▸ Written problem
Work through the listing below and count the lines that hold "藩镇割据". Answer with the number alone.

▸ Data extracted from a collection

• • • • •

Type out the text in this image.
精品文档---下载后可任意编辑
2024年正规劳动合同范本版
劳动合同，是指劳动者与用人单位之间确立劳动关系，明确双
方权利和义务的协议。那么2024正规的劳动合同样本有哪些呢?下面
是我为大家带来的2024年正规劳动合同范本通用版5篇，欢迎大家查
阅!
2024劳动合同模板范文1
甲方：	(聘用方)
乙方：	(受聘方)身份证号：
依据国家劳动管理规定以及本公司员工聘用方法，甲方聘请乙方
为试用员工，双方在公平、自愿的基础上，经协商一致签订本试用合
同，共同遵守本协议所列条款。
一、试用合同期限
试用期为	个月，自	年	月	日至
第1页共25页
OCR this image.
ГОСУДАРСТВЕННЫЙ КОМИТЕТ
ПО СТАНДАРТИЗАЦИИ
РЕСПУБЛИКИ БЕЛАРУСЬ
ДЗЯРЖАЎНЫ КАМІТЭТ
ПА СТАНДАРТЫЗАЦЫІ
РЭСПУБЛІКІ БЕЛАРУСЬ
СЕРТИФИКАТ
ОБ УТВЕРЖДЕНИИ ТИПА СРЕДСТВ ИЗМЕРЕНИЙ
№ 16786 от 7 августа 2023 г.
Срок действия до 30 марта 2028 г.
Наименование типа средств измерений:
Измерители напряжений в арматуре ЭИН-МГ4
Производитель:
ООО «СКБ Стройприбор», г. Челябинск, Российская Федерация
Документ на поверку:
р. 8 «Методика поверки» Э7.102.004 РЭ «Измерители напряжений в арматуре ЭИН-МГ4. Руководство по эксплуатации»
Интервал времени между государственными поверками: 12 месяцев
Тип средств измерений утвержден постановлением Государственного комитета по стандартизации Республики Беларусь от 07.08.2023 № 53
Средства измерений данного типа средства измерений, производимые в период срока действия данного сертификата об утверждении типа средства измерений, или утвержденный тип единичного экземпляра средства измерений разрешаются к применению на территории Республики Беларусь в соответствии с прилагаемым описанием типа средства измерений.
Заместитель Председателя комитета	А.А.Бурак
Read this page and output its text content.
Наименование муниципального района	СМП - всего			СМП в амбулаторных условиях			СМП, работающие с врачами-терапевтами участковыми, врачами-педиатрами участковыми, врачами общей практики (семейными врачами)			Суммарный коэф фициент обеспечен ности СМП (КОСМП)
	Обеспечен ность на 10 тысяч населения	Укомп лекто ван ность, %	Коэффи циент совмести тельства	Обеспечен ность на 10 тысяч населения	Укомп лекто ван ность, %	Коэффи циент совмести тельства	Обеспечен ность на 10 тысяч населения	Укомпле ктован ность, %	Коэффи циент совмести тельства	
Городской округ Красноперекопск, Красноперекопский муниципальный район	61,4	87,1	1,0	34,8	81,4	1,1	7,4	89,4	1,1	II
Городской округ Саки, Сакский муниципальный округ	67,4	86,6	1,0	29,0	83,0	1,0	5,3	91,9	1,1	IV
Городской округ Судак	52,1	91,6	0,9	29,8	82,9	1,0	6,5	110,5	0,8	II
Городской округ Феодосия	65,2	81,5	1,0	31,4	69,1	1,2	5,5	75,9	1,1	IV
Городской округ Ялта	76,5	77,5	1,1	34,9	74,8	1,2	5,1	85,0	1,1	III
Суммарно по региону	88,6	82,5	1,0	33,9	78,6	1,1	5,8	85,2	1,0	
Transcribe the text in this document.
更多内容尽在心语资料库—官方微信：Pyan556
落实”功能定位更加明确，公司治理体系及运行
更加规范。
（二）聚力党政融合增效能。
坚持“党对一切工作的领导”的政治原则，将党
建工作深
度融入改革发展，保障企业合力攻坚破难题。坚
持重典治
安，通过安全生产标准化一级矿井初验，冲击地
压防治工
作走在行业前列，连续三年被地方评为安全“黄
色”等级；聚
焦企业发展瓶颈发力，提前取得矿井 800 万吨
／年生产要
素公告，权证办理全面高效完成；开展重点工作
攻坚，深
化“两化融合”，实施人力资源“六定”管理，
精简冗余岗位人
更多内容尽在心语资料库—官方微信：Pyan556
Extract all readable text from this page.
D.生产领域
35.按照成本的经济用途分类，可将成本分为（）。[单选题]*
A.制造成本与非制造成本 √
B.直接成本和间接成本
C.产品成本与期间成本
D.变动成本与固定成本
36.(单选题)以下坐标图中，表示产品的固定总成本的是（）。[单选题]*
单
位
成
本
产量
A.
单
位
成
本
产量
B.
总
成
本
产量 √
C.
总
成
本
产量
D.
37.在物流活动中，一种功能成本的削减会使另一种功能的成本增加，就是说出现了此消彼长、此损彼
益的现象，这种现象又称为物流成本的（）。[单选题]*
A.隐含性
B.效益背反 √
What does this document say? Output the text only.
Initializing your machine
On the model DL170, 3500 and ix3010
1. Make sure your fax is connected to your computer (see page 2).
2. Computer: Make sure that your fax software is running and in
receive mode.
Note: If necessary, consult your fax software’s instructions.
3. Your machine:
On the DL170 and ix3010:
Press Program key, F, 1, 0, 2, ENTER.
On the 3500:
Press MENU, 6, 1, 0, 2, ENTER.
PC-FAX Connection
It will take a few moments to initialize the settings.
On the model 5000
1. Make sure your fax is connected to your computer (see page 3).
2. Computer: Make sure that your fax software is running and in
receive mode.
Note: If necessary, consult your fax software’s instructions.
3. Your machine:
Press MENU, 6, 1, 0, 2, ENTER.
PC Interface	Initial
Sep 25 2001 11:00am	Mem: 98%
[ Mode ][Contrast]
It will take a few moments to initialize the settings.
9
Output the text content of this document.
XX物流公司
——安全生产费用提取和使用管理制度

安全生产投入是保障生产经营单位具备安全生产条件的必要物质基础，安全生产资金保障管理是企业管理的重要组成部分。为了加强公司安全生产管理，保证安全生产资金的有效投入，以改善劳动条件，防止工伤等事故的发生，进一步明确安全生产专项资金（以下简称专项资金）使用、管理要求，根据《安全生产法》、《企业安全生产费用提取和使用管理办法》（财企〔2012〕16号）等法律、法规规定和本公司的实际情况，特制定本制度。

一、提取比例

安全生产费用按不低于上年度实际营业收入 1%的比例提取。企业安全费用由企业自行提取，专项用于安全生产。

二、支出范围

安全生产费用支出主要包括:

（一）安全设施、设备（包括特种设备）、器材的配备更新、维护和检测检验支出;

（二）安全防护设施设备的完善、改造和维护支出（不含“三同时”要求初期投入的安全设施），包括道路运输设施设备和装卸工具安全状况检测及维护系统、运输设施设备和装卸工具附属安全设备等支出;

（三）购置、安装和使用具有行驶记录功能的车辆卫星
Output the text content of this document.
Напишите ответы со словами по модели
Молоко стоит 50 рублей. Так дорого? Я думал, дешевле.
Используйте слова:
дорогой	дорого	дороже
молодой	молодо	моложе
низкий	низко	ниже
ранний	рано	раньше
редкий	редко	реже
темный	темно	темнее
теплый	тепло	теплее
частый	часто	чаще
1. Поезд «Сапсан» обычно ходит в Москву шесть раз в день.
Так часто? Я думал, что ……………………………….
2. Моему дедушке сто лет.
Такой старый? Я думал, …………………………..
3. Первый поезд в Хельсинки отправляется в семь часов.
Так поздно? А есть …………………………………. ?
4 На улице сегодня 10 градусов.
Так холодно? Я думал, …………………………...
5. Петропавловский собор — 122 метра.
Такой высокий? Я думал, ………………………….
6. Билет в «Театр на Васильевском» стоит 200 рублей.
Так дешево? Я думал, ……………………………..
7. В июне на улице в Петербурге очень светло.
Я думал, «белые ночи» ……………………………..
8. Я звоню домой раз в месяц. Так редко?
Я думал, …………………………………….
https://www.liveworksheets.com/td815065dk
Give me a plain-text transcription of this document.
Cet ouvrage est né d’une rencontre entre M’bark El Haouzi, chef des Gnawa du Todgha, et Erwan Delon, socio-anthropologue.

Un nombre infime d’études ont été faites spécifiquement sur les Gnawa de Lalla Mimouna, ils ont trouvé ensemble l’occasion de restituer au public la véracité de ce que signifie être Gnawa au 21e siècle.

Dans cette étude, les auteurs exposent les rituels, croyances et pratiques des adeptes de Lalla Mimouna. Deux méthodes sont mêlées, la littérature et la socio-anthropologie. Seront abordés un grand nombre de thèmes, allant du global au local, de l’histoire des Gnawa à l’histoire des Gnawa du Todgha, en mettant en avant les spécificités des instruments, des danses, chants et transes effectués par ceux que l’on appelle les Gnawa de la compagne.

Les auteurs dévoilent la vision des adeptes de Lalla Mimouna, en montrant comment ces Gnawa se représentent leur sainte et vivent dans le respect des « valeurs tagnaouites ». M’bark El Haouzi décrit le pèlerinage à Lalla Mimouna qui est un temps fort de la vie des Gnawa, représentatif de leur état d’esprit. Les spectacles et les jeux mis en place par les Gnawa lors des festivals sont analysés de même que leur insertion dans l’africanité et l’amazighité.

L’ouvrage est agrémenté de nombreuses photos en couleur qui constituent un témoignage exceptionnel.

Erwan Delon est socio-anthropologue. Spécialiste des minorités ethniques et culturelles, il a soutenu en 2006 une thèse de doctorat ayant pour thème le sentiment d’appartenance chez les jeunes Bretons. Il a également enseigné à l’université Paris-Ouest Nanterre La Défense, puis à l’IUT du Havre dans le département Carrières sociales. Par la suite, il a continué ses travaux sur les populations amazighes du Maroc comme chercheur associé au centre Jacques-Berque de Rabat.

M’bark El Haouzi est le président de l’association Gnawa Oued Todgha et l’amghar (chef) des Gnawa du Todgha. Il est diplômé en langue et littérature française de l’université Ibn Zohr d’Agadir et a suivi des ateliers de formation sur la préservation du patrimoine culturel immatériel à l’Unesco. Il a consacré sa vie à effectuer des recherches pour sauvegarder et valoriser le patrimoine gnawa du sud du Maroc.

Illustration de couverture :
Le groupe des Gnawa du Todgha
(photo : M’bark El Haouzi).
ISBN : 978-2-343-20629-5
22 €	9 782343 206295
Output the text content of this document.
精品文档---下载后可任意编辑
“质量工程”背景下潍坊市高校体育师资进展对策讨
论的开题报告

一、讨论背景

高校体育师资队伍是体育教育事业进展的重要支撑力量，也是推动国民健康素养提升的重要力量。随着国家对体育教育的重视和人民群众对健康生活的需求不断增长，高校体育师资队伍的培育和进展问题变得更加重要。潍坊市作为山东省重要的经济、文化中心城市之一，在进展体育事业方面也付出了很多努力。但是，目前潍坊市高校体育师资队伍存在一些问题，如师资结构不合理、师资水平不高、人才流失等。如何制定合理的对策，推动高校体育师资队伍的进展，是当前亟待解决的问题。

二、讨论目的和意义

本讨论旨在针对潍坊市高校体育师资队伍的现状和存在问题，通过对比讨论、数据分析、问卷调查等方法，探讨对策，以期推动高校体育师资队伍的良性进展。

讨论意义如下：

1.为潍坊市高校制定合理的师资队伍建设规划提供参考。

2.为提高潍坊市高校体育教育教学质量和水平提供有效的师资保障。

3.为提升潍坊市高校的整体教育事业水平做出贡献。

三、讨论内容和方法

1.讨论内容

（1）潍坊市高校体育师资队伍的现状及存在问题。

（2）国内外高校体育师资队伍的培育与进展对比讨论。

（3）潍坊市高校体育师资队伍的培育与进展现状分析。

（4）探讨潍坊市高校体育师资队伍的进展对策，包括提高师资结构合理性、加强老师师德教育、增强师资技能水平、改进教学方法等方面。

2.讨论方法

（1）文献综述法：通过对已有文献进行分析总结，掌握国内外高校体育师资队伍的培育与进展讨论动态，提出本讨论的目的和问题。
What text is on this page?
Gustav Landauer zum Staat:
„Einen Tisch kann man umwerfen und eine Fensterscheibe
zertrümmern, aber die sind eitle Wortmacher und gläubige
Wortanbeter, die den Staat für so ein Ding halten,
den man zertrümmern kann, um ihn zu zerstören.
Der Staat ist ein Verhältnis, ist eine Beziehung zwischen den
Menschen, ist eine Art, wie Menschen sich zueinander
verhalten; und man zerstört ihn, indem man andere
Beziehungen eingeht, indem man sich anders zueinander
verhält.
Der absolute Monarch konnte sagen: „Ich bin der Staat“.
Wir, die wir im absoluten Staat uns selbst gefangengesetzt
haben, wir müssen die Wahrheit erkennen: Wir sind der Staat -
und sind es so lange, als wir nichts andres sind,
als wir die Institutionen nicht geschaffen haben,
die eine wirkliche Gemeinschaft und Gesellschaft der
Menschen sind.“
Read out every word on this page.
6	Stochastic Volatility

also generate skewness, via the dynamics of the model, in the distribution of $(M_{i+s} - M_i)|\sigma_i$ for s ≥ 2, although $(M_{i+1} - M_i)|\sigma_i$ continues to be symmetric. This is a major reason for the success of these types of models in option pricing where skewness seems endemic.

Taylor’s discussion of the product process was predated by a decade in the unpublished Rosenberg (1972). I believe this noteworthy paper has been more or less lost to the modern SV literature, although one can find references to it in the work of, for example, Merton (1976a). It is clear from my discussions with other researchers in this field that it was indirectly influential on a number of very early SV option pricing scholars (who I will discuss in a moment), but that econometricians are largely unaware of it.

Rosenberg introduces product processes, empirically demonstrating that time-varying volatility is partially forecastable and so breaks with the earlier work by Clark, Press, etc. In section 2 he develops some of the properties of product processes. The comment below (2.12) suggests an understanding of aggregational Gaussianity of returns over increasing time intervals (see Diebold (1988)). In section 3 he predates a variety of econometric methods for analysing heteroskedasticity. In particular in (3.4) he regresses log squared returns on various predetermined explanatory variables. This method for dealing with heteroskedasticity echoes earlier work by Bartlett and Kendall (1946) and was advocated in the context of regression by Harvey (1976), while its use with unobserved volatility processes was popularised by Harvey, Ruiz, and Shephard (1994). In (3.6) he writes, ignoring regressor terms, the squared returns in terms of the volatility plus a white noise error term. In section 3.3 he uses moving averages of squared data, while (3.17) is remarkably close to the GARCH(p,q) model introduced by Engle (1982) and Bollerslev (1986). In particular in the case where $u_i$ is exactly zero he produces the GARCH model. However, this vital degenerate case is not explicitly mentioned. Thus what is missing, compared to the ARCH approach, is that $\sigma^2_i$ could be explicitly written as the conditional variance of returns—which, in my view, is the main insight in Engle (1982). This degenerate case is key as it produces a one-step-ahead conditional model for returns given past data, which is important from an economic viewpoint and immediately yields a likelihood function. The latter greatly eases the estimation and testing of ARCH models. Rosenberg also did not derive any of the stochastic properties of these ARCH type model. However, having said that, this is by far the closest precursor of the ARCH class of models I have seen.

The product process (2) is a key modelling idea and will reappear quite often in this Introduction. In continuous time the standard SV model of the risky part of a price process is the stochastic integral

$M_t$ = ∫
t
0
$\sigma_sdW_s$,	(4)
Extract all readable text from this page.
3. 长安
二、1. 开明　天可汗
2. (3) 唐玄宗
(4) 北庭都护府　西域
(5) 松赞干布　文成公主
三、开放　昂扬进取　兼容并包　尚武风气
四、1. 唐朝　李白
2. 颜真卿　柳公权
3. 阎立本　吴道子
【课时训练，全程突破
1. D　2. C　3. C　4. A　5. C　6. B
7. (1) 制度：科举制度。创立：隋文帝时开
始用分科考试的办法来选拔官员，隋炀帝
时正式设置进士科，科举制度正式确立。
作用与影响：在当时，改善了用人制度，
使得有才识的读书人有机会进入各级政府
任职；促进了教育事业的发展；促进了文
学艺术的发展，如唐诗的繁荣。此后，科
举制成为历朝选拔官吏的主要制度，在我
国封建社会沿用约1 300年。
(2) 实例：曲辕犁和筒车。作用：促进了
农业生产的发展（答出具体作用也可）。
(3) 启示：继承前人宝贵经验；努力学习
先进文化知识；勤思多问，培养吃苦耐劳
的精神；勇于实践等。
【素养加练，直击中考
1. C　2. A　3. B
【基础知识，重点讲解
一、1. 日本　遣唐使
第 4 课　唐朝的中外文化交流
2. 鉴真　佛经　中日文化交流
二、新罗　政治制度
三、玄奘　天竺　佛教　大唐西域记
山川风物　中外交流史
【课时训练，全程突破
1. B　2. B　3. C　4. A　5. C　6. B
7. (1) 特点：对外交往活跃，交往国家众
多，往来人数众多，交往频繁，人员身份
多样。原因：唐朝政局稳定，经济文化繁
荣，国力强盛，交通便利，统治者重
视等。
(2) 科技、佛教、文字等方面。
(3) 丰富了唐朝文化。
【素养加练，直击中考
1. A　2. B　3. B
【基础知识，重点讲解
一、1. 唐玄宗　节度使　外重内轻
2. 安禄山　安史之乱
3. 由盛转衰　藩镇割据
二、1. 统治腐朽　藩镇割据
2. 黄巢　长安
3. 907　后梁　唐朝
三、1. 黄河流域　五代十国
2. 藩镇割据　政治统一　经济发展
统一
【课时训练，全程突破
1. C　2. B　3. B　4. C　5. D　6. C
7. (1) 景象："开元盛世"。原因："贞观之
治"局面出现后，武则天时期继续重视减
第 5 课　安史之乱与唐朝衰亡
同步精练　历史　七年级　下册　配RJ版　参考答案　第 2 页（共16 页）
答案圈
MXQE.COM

• • • • •

▸ Written solution
3